▶ What you should do: Leave out the pictures and retype exactly the lines from the line with "Parse this screenshot: output" through the end of the listing below.

▶ Some records:
•••••

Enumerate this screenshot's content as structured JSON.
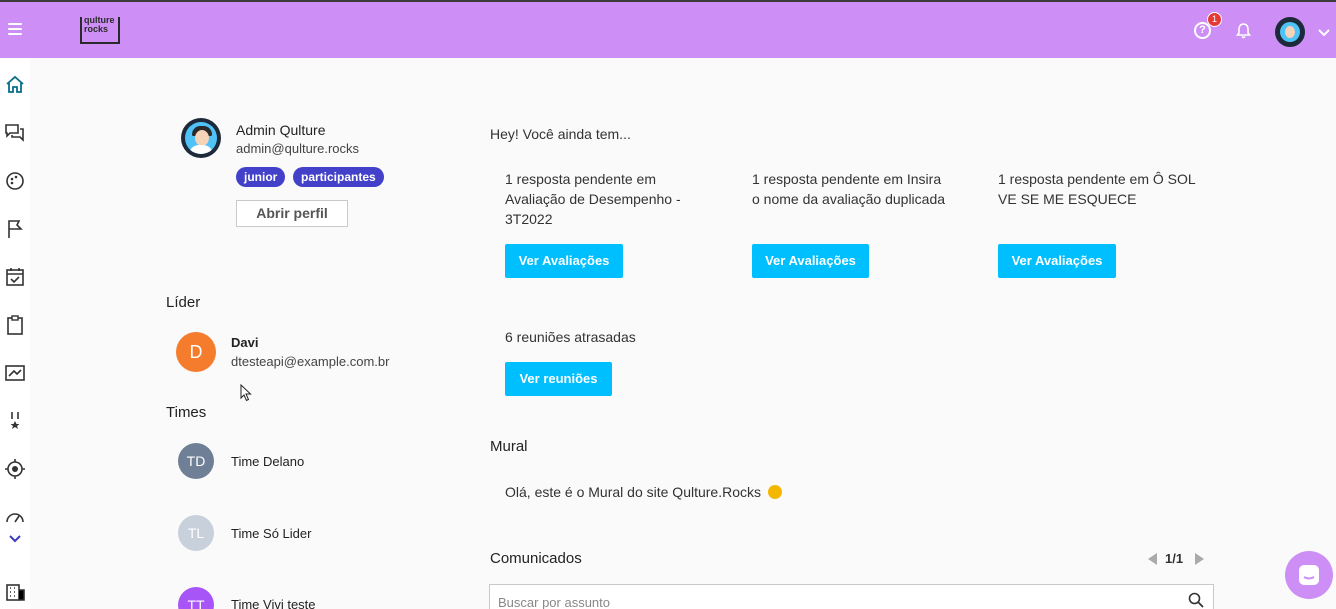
{
  "brand": {
    "logo_text": "qulture\nrocks"
  },
  "header": {
    "help_badge_count": "1",
    "help_glyph": "?"
  },
  "profile": {
    "name": "Admin Qulture",
    "email": "admin@qulture.rocks",
    "tags": [
      "junior",
      "participantes"
    ],
    "open_profile_label": "Abrir perfil"
  },
  "leader": {
    "title": "Líder",
    "initial": "D",
    "name": "Davi",
    "email": "dtesteapi@example.com.br",
    "color": "#f47c2c"
  },
  "teams": {
    "title": "Times",
    "items": [
      {
        "initials": "TD",
        "name": "Time Delano",
        "color": "#6f7f95"
      },
      {
        "initials": "TL",
        "name": "Time Só Lider",
        "color": "#c8d0dc"
      },
      {
        "initials": "TT",
        "name": "Time Vivi teste",
        "color": "#a855f7"
      }
    ]
  },
  "pending": {
    "title": "Hey! Você ainda tem...",
    "items": [
      {
        "text": "1 resposta pendente em Avaliação de Desempenho - 3T2022",
        "button": "Ver Avaliações"
      },
      {
        "text": "1 resposta pendente em Insira o nome da avaliação duplicada",
        "button": "Ver Avaliações"
      },
      {
        "text": "1 resposta pendente em Ô SOL VE SE ME ESQUECE",
        "button": "Ver Avaliações"
      }
    ],
    "meetings": {
      "text": "6 reuniões atrasadas",
      "button": "Ver reuniões"
    }
  },
  "mural": {
    "title": "Mural",
    "text": "Olá, este é o Mural do site Qulture.Rocks"
  },
  "announcements": {
    "title": "Comunicados",
    "pager": "1/1",
    "search_placeholder": "Buscar por assunto"
  },
  "colors": {
    "topbar": "#cd8ff5",
    "primary_button": "#00bfff",
    "tag": "#4341c9"
  }
}
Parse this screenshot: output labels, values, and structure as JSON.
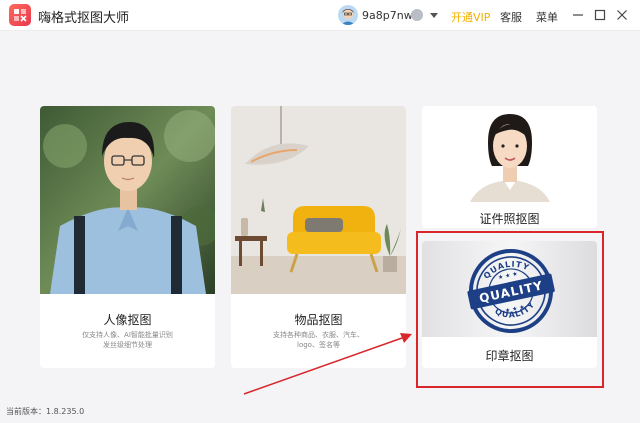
{
  "app": {
    "title": "嗨格式抠图大师",
    "username": "9a8p7nw",
    "vip_label": "开通VIP",
    "service_label": "客服",
    "menu_label": "菜单",
    "version_text": "当前版本：1.8.235.0"
  },
  "cards": {
    "portrait": {
      "title": "人像抠图",
      "desc_line1": "仅支持人像、AI智能批量识别",
      "desc_line2": "发丝级细节处理"
    },
    "object": {
      "title": "物品抠图",
      "desc_line1": "支持各种商品、衣服、汽车、",
      "desc_line2": "logo、签名等"
    },
    "id_photo": {
      "title": "证件照抠图"
    },
    "stamp": {
      "title": "印章抠图",
      "stamp_top_text": "QUALITY",
      "stamp_bottom_text": "QUALITY",
      "stamp_center_text": "QUALITY"
    }
  },
  "colors": {
    "vip": "#f3b000",
    "highlight": "#d8262b",
    "arrow": "#d8262b"
  },
  "icons": [
    "app-logo-icon",
    "avatar-icon",
    "badge-icon",
    "chevron-down-icon",
    "minimize-icon",
    "maximize-icon",
    "close-icon"
  ]
}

•••••

▶ Output below:
Parse this screenshot: output labels, values, and structure as JSON.
{
  "app": {
    "title": "嗨格式抠图大师",
    "username": "9a8p7nw",
    "vip_label": "开通VIP",
    "service_label": "客服",
    "menu_label": "菜单",
    "version_text": "当前版本：1.8.235.0"
  },
  "cards": {
    "portrait": {
      "title": "人像抠图",
      "desc_line1": "仅支持人像、AI智能批量识别",
      "desc_line2": "发丝级细节处理"
    },
    "object": {
      "title": "物品抠图",
      "desc_line1": "支持各种商品、衣服、汽车、",
      "desc_line2": "logo、签名等"
    },
    "id_photo": {
      "title": "证件照抠图"
    },
    "stamp": {
      "title": "印章抠图",
      "stamp_top_text": "QUALITY",
      "stamp_bottom_text": "QUALITY",
      "stamp_center_text": "QUALITY"
    }
  },
  "colors": {
    "vip": "#f3b000",
    "highlight": "#d8262b",
    "arrow": "#d8262b"
  },
  "icons": [
    "app-logo-icon",
    "avatar-icon",
    "badge-icon",
    "chevron-down-icon",
    "minimize-icon",
    "maximize-icon",
    "close-icon"
  ]
}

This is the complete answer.